[Entries taken from a collection]
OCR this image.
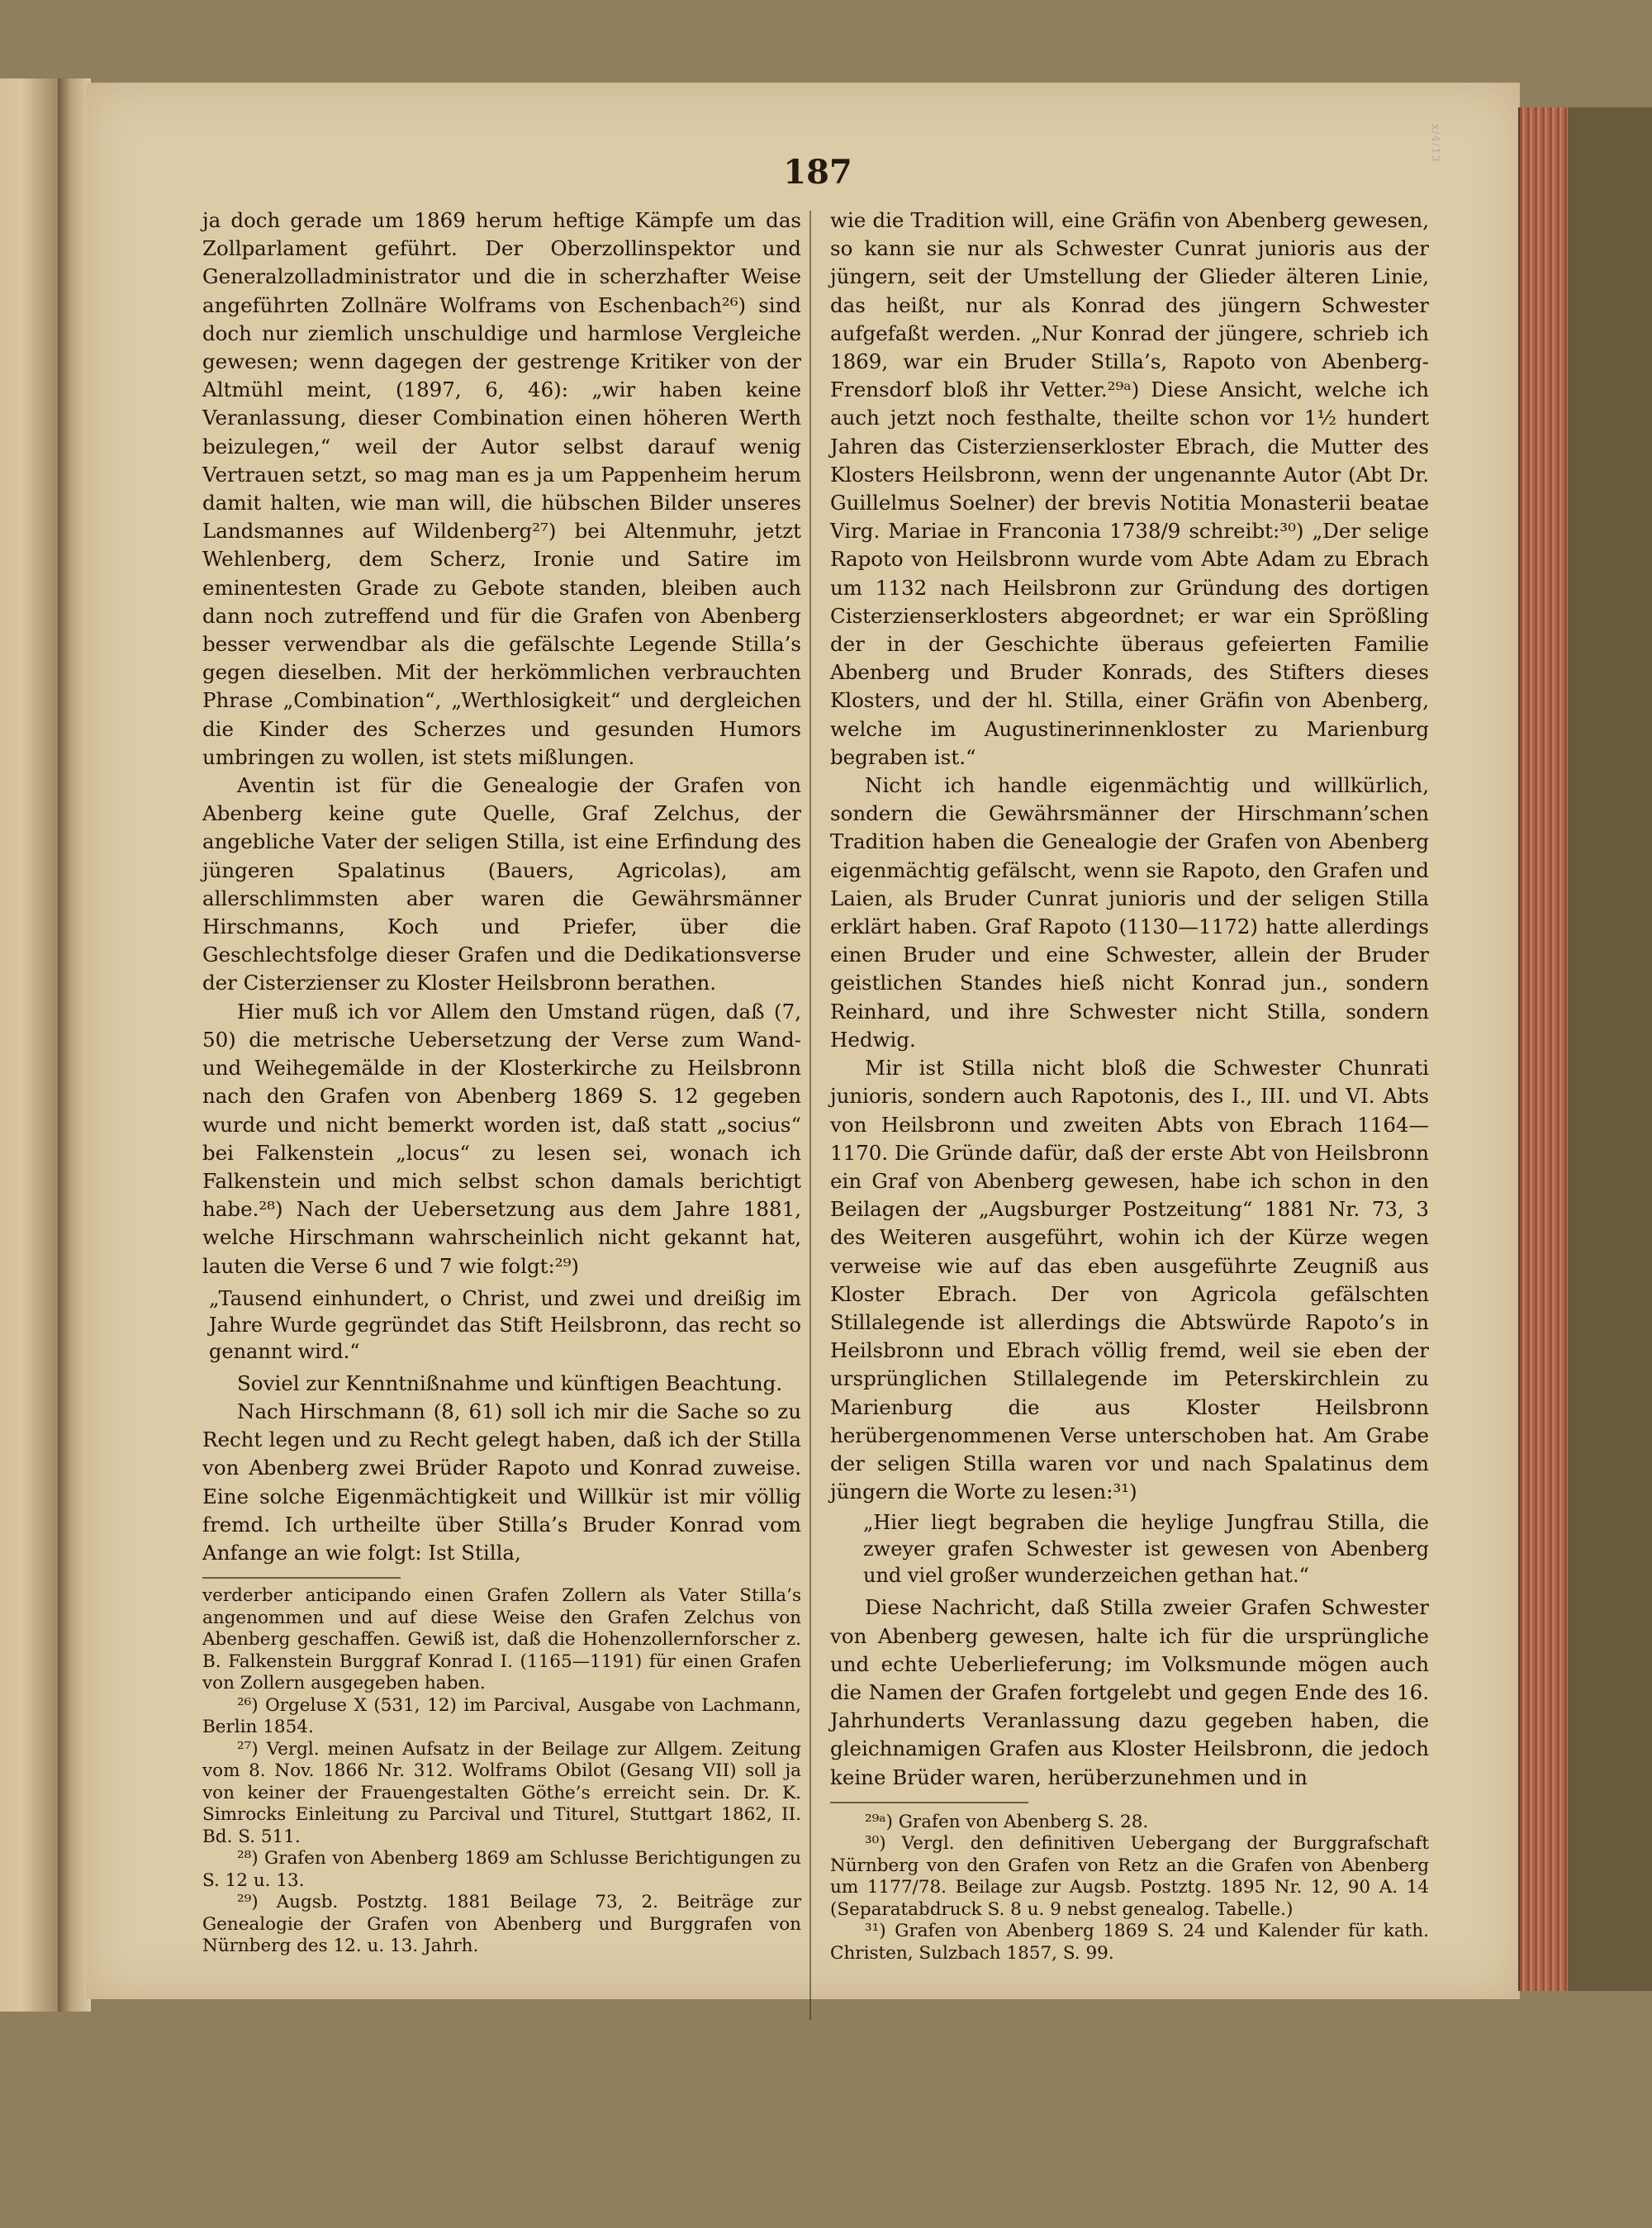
x/4/13
187

ja doch gerade um 1869 herum heftige Kämpfe um das Zollparlament geführt. Der Oberzollinspektor und Generalzolladministrator und die in scherzhafter Weise angeführten Zollnäre Wolframs von Eschenbach²⁶) sind doch nur ziemlich unschuldige und harmlose Vergleiche gewesen; wenn dagegen der gestrenge Kritiker von der Altmühl meint, (1897, 6, 46): „wir haben keine Veranlassung, dieser Combination einen höheren Werth beizulegen,“ weil der Autor selbst darauf wenig Vertrauen setzt, so mag man es ja um Pappenheim herum damit halten, wie man will, die hübschen Bilder unseres Landsmannes auf Wildenberg²⁷) bei Altenmuhr, jetzt Wehlenberg, dem Scherz, Ironie und Satire im eminentesten Grade zu Gebote standen, bleiben auch dann noch zutreffend und für die Grafen von Abenberg besser verwendbar als die gefälschte Legende Stilla’s gegen dieselben. Mit der herkömmlichen verbrauchten Phrase „Combination“, „Werthlosigkeit“ und dergleichen die Kinder des Scherzes und gesunden Humors umbringen zu wollen, ist stets mißlungen.

Aventin ist für die Genealogie der Grafen von Abenberg keine gute Quelle, Graf Zelchus, der angebliche Vater der seligen Stilla, ist eine Erfindung des jüngeren Spalatinus (Bauers, Agricolas), am allerschlimmsten aber waren die Gewährsmänner Hirschmanns, Koch und Priefer, über die Geschlechtsfolge dieser Grafen und die Dedikationsverse der Cisterzienser zu Kloster Heilsbronn berathen.

Hier muß ich vor Allem den Umstand rügen, daß (7, 50) die metrische Uebersetzung der Verse zum Wand- und Weihegemälde in der Klosterkirche zu Heilsbronn nach den Grafen von Abenberg 1869 S. 12 gegeben wurde und nicht bemerkt worden ist, daß statt „socius“ bei Falkenstein „locus“ zu lesen sei, wonach ich Falkenstein und mich selbst schon damals berichtigt habe.²⁸) Nach der Uebersetzung aus dem Jahre 1881, welche Hirschmann wahrscheinlich nicht gekannt hat, lauten die Verse 6 und 7 wie folgt:²⁹)

„Tausend einhundert, o Christ, und zwei und dreißig im Jahre Wurde gegründet das Stift Heilsbronn, das recht so genannt wird.“

Soviel zur Kenntnißnahme und künftigen Beachtung.

Nach Hirschmann (8, 61) soll ich mir die Sache so zu Recht legen und zu Recht gelegt haben, daß ich der Stilla von Abenberg zwei Brüder Rapoto und Konrad zuweise. Eine solche Eigenmächtigkeit und Willkür ist mir völlig fremd. Ich urtheilte über Stilla’s Bruder Konrad vom Anfange an wie folgt: Ist Stilla,

verderber anticipando einen Grafen Zollern als Vater Stilla’s angenommen und auf diese Weise den Grafen Zelchus von Abenberg geschaffen. Gewiß ist, daß die Hohenzollernforscher z. B. Falkenstein Burggraf Konrad I. (1165—1191) für einen Grafen von Zollern ausgegeben haben.

²⁶) Orgeluse X (531, 12) im Parcival, Ausgabe von Lachmann, Berlin 1854.

²⁷) Vergl. meinen Aufsatz in der Beilage zur Allgem. Zeitung vom 8. Nov. 1866 Nr. 312. Wolframs Obilot (Gesang VII) soll ja von keiner der Frauengestalten Göthe’s erreicht sein. Dr. K. Simrocks Einleitung zu Parcival und Titurel, Stuttgart 1862, II. Bd. S. 511.

²⁸) Grafen von Abenberg 1869 am Schlusse Berichtigungen zu S. 12 u. 13.

²⁹) Augsb. Postztg. 1881 Beilage 73, 2. Beiträge zur Genealogie der Grafen von Abenberg und Burggrafen von Nürnberg des 12. u. 13. Jahrh.

wie die Tradition will, eine Gräfin von Abenberg gewesen, so kann sie nur als Schwester Cunrat junioris aus der jüngern, seit der Umstellung der Glieder älteren Linie, das heißt, nur als Konrad des jüngern Schwester aufgefaßt werden. „Nur Konrad der jüngere, schrieb ich 1869, war ein Bruder Stilla’s, Rapoto von Abenberg-Frensdorf bloß ihr Vetter.²⁹ᵃ) Diese Ansicht, welche ich auch jetzt noch festhalte, theilte schon vor 1½ hundert Jahren das Cisterzienserkloster Ebrach, die Mutter des Klosters Heilsbronn, wenn der ungenannte Autor (Abt Dr. Guillelmus Soelner) der brevis Notitia Monasterii beatae Virg. Mariae in Franconia 1738/9 schreibt:³⁰) „Der selige Rapoto von Heilsbronn wurde vom Abte Adam zu Ebrach um 1132 nach Heilsbronn zur Gründung des dortigen Cisterzienserklosters abgeordnet; er war ein Sprößling der in der Geschichte überaus gefeierten Familie Abenberg und Bruder Konrads, des Stifters dieses Klosters, und der hl. Stilla, einer Gräfin von Abenberg, welche im Augustinerinnenkloster zu Marienburg begraben ist.“

Nicht ich handle eigenmächtig und willkürlich, sondern die Gewährsmänner der Hirschmann’schen Tradition haben die Genealogie der Grafen von Abenberg eigenmächtig gefälscht, wenn sie Rapoto, den Grafen und Laien, als Bruder Cunrat junioris und der seligen Stilla erklärt haben. Graf Rapoto (1130—1172) hatte allerdings einen Bruder und eine Schwester, allein der Bruder geistlichen Standes hieß nicht Konrad jun., sondern Reinhard, und ihre Schwester nicht Stilla, sondern Hedwig.

Mir ist Stilla nicht bloß die Schwester Chunrati junioris, sondern auch Rapotonis, des I., III. und VI. Abts von Heilsbronn und zweiten Abts von Ebrach 1164—1170. Die Gründe dafür, daß der erste Abt von Heilsbronn ein Graf von Abenberg gewesen, habe ich schon in den Beilagen der „Augsburger Postzeitung“ 1881 Nr. 73, 3 des Weiteren ausgeführt, wohin ich der Kürze wegen verweise wie auf das eben ausgeführte Zeugniß aus Kloster Ebrach. Der von Agricola gefälschten Stillalegende ist allerdings die Abtswürde Rapoto’s in Heilsbronn und Ebrach völlig fremd, weil sie eben der ursprünglichen Stillalegende im Peterskirchlein zu Marienburg die aus Kloster Heilsbronn herübergenommenen Verse unterschoben hat. Am Grabe der seligen Stilla waren vor und nach Spalatinus dem jüngern die Worte zu lesen:³¹)

„Hier liegt begraben die heylige Jungfrau Stilla, die zweyer grafen Schwester ist gewesen von Abenberg und viel großer wunderzeichen gethan hat.“

Diese Nachricht, daß Stilla zweier Grafen Schwester von Abenberg gewesen, halte ich für die ursprüngliche und echte Ueberlieferung; im Volksmunde mögen auch die Namen der Grafen fortgelebt und gegen Ende des 16. Jahrhunderts Veranlassung dazu gegeben haben, die gleichnamigen Grafen aus Kloster Heilsbronn, die jedoch keine Brüder waren, herüberzunehmen und in

²⁹ᵃ) Grafen von Abenberg S. 28.

³⁰) Vergl. den definitiven Uebergang der Burggrafschaft Nürnberg von den Grafen von Retz an die Grafen von Abenberg um 1177/78. Beilage zur Augsb. Postztg. 1895 Nr. 12, 90 A. 14 (Separatabdruck S. 8 u. 9 nebst genealog. Tabelle.)

³¹) Grafen von Abenberg 1869 S. 24 und Kalender für kath. Christen, Sulzbach 1857, S. 99.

WHAT THE TASK ASKS:
In the copy, include no pictures; otherwise transcribe the entries exactly.

ANSWER AREA:
OCR this image.
x/4/13
187

ja doch gerade um 1869 herum heftige Kämpfe um das Zollparlament geführt. Der Oberzollinspektor und Generalzolladministrator und die in scherzhafter Weise angeführten Zollnäre Wolframs von Eschenbach²⁶) sind doch nur ziemlich unschuldige und harmlose Vergleiche gewesen; wenn dagegen der gestrenge Kritiker von der Altmühl meint, (1897, 6, 46): „wir haben keine Veranlassung, dieser Combination einen höheren Werth beizulegen,“ weil der Autor selbst darauf wenig Vertrauen setzt, so mag man es ja um Pappenheim herum damit halten, wie man will, die hübschen Bilder unseres Landsmannes auf Wildenberg²⁷) bei Altenmuhr, jetzt Wehlenberg, dem Scherz, Ironie und Satire im eminentesten Grade zu Gebote standen, bleiben auch dann noch zutreffend und für die Grafen von Abenberg besser verwendbar als die gefälschte Legende Stilla’s gegen dieselben. Mit der herkömmlichen verbrauchten Phrase „Combination“, „Werthlosigkeit“ und dergleichen die Kinder des Scherzes und gesunden Humors umbringen zu wollen, ist stets mißlungen.

Aventin ist für die Genealogie der Grafen von Abenberg keine gute Quelle, Graf Zelchus, der angebliche Vater der seligen Stilla, ist eine Erfindung des jüngeren Spalatinus (Bauers, Agricolas), am allerschlimmsten aber waren die Gewährsmänner Hirschmanns, Koch und Priefer, über die Geschlechtsfolge dieser Grafen und die Dedikationsverse der Cisterzienser zu Kloster Heilsbronn berathen.

Hier muß ich vor Allem den Umstand rügen, daß (7, 50) die metrische Uebersetzung der Verse zum Wand- und Weihegemälde in der Klosterkirche zu Heilsbronn nach den Grafen von Abenberg 1869 S. 12 gegeben wurde und nicht bemerkt worden ist, daß statt „socius“ bei Falkenstein „locus“ zu lesen sei, wonach ich Falkenstein und mich selbst schon damals berichtigt habe.²⁸) Nach der Uebersetzung aus dem Jahre 1881, welche Hirschmann wahrscheinlich nicht gekannt hat, lauten die Verse 6 und 7 wie folgt:²⁹)

„Tausend einhundert, o Christ, und zwei und dreißig im Jahre Wurde gegründet das Stift Heilsbronn, das recht so genannt wird.“

Soviel zur Kenntnißnahme und künftigen Beachtung.

Nach Hirschmann (8, 61) soll ich mir die Sache so zu Recht legen und zu Recht gelegt haben, daß ich der Stilla von Abenberg zwei Brüder Rapoto und Konrad zuweise. Eine solche Eigenmächtigkeit und Willkür ist mir völlig fremd. Ich urtheilte über Stilla’s Bruder Konrad vom Anfange an wie folgt: Ist Stilla,

verderber anticipando einen Grafen Zollern als Vater Stilla’s angenommen und auf diese Weise den Grafen Zelchus von Abenberg geschaffen. Gewiß ist, daß die Hohenzollernforscher z. B. Falkenstein Burggraf Konrad I. (1165—1191) für einen Grafen von Zollern ausgegeben haben.

²⁶) Orgeluse X (531, 12) im Parcival, Ausgabe von Lachmann, Berlin 1854.

²⁷) Vergl. meinen Aufsatz in der Beilage zur Allgem. Zeitung vom 8. Nov. 1866 Nr. 312. Wolframs Obilot (Gesang VII) soll ja von keiner der Frauengestalten Göthe’s erreicht sein. Dr. K. Simrocks Einleitung zu Parcival und Titurel, Stuttgart 1862, II. Bd. S. 511.

²⁸) Grafen von Abenberg 1869 am Schlusse Berichtigungen zu S. 12 u. 13.

²⁹) Augsb. Postztg. 1881 Beilage 73, 2. Beiträge zur Genealogie der Grafen von Abenberg und Burggrafen von Nürnberg des 12. u. 13. Jahrh.

wie die Tradition will, eine Gräfin von Abenberg gewesen, so kann sie nur als Schwester Cunrat junioris aus der jüngern, seit der Umstellung der Glieder älteren Linie, das heißt, nur als Konrad des jüngern Schwester aufgefaßt werden. „Nur Konrad der jüngere, schrieb ich 1869, war ein Bruder Stilla’s, Rapoto von Abenberg-Frensdorf bloß ihr Vetter.²⁹ᵃ) Diese Ansicht, welche ich auch jetzt noch festhalte, theilte schon vor 1½ hundert Jahren das Cisterzienserkloster Ebrach, die Mutter des Klosters Heilsbronn, wenn der ungenannte Autor (Abt Dr. Guillelmus Soelner) der brevis Notitia Monasterii beatae Virg. Mariae in Franconia 1738/9 schreibt:³⁰) „Der selige Rapoto von Heilsbronn wurde vom Abte Adam zu Ebrach um 1132 nach Heilsbronn zur Gründung des dortigen Cisterzienserklosters abgeordnet; er war ein Sprößling der in der Geschichte überaus gefeierten Familie Abenberg und Bruder Konrads, des Stifters dieses Klosters, und der hl. Stilla, einer Gräfin von Abenberg, welche im Augustinerinnenkloster zu Marienburg begraben ist.“

Nicht ich handle eigenmächtig und willkürlich, sondern die Gewährsmänner der Hirschmann’schen Tradition haben die Genealogie der Grafen von Abenberg eigenmächtig gefälscht, wenn sie Rapoto, den Grafen und Laien, als Bruder Cunrat junioris und der seligen Stilla erklärt haben. Graf Rapoto (1130—1172) hatte allerdings einen Bruder und eine Schwester, allein der Bruder geistlichen Standes hieß nicht Konrad jun., sondern Reinhard, und ihre Schwester nicht Stilla, sondern Hedwig.

Mir ist Stilla nicht bloß die Schwester Chunrati junioris, sondern auch Rapotonis, des I., III. und VI. Abts von Heilsbronn und zweiten Abts von Ebrach 1164—1170. Die Gründe dafür, daß der erste Abt von Heilsbronn ein Graf von Abenberg gewesen, habe ich schon in den Beilagen der „Augsburger Postzeitung“ 1881 Nr. 73, 3 des Weiteren ausgeführt, wohin ich der Kürze wegen verweise wie auf das eben ausgeführte Zeugniß aus Kloster Ebrach. Der von Agricola gefälschten Stillalegende ist allerdings die Abtswürde Rapoto’s in Heilsbronn und Ebrach völlig fremd, weil sie eben der ursprünglichen Stillalegende im Peterskirchlein zu Marienburg die aus Kloster Heilsbronn herübergenommenen Verse unterschoben hat. Am Grabe der seligen Stilla waren vor und nach Spalatinus dem jüngern die Worte zu lesen:³¹)

„Hier liegt begraben die heylige Jungfrau Stilla, die zweyer grafen Schwester ist gewesen von Abenberg und viel großer wunderzeichen gethan hat.“

Diese Nachricht, daß Stilla zweier Grafen Schwester von Abenberg gewesen, halte ich für die ursprüngliche und echte Ueberlieferung; im Volksmunde mögen auch die Namen der Grafen fortgelebt und gegen Ende des 16. Jahrhunderts Veranlassung dazu gegeben haben, die gleichnamigen Grafen aus Kloster Heilsbronn, die jedoch keine Brüder waren, herüberzunehmen und in

²⁹ᵃ) Grafen von Abenberg S. 28.

³⁰) Vergl. den definitiven Uebergang der Burggrafschaft Nürnberg von den Grafen von Retz an die Grafen von Abenberg um 1177/78. Beilage zur Augsb. Postztg. 1895 Nr. 12, 90 A. 14 (Separatabdruck S. 8 u. 9 nebst genealog. Tabelle.)

³¹) Grafen von Abenberg 1869 S. 24 und Kalender für kath. Christen, Sulzbach 1857, S. 99.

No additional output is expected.